↓↓↓

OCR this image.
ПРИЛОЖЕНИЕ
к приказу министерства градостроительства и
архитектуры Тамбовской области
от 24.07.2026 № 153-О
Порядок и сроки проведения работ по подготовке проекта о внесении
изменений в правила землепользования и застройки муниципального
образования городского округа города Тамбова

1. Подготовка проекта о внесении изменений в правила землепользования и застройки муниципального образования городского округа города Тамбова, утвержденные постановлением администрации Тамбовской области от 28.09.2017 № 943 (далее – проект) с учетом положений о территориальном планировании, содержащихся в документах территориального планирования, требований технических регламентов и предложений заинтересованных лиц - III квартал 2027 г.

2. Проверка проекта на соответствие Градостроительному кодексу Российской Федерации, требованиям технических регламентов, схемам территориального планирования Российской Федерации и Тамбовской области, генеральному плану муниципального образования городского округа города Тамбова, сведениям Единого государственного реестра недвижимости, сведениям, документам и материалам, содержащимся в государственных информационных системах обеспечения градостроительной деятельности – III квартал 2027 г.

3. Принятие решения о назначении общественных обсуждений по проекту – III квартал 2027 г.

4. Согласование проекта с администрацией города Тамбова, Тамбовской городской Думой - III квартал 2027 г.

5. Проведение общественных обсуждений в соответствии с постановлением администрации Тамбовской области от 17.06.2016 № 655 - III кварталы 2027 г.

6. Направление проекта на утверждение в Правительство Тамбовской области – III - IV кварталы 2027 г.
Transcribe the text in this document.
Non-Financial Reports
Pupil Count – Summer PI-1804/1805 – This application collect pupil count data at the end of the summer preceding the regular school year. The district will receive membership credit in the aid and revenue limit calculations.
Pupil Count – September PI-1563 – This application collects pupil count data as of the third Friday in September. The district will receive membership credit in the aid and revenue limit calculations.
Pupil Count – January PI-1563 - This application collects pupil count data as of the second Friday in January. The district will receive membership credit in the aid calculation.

↑↑↑

Task instructions →
Print the material once more, exactly.

Exercise output →
OCR this image.
ПРИЛОЖЕНИЕ
к приказу министерства градостроительства и
архитектуры Тамбовской области
от 24.07.2026 № 153-О
Порядок и сроки проведения работ по подготовке проекта о внесении
изменений в правила землепользования и застройки муниципального
образования городского округа города Тамбова

1. Подготовка проекта о внесении изменений в правила землепользования и застройки муниципального образования городского округа города Тамбова, утвержденные постановлением администрации Тамбовской области от 28.09.2017 № 943 (далее – проект) с учетом положений о территориальном планировании, содержащихся в документах территориального планирования, требований технических регламентов и предложений заинтересованных лиц - III квартал 2027 г.

2. Проверка проекта на соответствие Градостроительному кодексу Российской Федерации, требованиям технических регламентов, схемам территориального планирования Российской Федерации и Тамбовской области, генеральному плану муниципального образования городского округа города Тамбова, сведениям Единого государственного реестра недвижимости, сведениям, документам и материалам, содержащимся в государственных информационных системах обеспечения градостроительной деятельности – III квартал 2027 г.

3. Принятие решения о назначении общественных обсуждений по проекту – III квартал 2027 г.

4. Согласование проекта с администрацией города Тамбова, Тамбовской городской Думой - III квартал 2027 г.

5. Проведение общественных обсуждений в соответствии с постановлением администрации Тамбовской области от 17.06.2016 № 655 - III кварталы 2027 г.

6. Направление проекта на утверждение в Правительство Тамбовской области – III - IV кварталы 2027 г.
Transcribe the text in this document.
Non-Financial Reports
Pupil Count – Summer PI-1804/1805 – This application collect pupil count data at the end of the summer preceding the regular school year. The district will receive membership credit in the aid and revenue limit calculations.
Pupil Count – September PI-1563 – This application collects pupil count data as of the third Friday in September. The district will receive membership credit in the aid and revenue limit calculations.
Pupil Count – January PI-1563 - This application collects pupil count data as of the second Friday in January. The district will receive membership credit in the aid calculation.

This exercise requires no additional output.